# [SOURCE DATA]

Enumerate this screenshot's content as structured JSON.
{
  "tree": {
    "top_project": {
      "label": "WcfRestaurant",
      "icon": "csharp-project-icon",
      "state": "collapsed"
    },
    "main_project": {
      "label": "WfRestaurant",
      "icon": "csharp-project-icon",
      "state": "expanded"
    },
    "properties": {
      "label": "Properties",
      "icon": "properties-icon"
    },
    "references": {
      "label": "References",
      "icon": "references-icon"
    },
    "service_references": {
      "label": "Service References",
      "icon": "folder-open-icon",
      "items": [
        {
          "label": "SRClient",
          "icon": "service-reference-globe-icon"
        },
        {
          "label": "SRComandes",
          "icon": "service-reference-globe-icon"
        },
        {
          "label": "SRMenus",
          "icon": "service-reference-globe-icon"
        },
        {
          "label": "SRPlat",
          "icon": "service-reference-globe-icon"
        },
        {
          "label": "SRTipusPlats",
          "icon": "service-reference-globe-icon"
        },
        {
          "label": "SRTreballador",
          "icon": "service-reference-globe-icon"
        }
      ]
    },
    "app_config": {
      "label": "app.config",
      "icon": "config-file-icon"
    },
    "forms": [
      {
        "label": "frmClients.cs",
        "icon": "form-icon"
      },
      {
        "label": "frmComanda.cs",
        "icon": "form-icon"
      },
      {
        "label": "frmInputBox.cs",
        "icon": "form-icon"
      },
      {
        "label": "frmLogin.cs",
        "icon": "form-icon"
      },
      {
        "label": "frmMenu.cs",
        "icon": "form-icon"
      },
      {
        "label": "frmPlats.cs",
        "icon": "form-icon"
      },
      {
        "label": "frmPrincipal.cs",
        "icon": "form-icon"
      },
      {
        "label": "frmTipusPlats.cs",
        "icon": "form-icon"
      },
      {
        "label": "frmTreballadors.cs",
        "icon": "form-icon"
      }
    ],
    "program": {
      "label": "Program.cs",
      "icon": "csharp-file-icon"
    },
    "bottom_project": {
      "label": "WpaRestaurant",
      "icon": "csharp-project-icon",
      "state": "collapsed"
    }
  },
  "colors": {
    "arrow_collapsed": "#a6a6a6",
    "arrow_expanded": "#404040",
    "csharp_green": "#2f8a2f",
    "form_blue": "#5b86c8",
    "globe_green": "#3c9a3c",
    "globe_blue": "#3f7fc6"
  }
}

# [REQUEST]
Copy out every line of the data above, exactly as given.

# [FINAL RESULT]
Enumerate this screenshot's content as structured JSON.
{
  "tree": {
    "top_project": {
      "label": "WcfRestaurant",
      "icon": "csharp-project-icon",
      "state": "collapsed"
    },
    "main_project": {
      "label": "WfRestaurant",
      "icon": "csharp-project-icon",
      "state": "expanded"
    },
    "properties": {
      "label": "Properties",
      "icon": "properties-icon"
    },
    "references": {
      "label": "References",
      "icon": "references-icon"
    },
    "service_references": {
      "label": "Service References",
      "icon": "folder-open-icon",
      "items": [
        {
          "label": "SRClient",
          "icon": "service-reference-globe-icon"
        },
        {
          "label": "SRComandes",
          "icon": "service-reference-globe-icon"
        },
        {
          "label": "SRMenus",
          "icon": "service-reference-globe-icon"
        },
        {
          "label": "SRPlat",
          "icon": "service-reference-globe-icon"
        },
        {
          "label": "SRTipusPlats",
          "icon": "service-reference-globe-icon"
        },
        {
          "label": "SRTreballador",
          "icon": "service-reference-globe-icon"
        }
      ]
    },
    "app_config": {
      "label": "app.config",
      "icon": "config-file-icon"
    },
    "forms": [
      {
        "label": "frmClients.cs",
        "icon": "form-icon"
      },
      {
        "label": "frmComanda.cs",
        "icon": "form-icon"
      },
      {
        "label": "frmInputBox.cs",
        "icon": "form-icon"
      },
      {
        "label": "frmLogin.cs",
        "icon": "form-icon"
      },
      {
        "label": "frmMenu.cs",
        "icon": "form-icon"
      },
      {
        "label": "frmPlats.cs",
        "icon": "form-icon"
      },
      {
        "label": "frmPrincipal.cs",
        "icon": "form-icon"
      },
      {
        "label": "frmTipusPlats.cs",
        "icon": "form-icon"
      },
      {
        "label": "frmTreballadors.cs",
        "icon": "form-icon"
      }
    ],
    "program": {
      "label": "Program.cs",
      "icon": "csharp-file-icon"
    },
    "bottom_project": {
      "label": "WpaRestaurant",
      "icon": "csharp-project-icon",
      "state": "collapsed"
    }
  },
  "colors": {
    "arrow_collapsed": "#a6a6a6",
    "arrow_expanded": "#404040",
    "csharp_green": "#2f8a2f",
    "form_blue": "#5b86c8",
    "globe_green": "#3c9a3c",
    "globe_blue": "#3f7fc6"
  }
}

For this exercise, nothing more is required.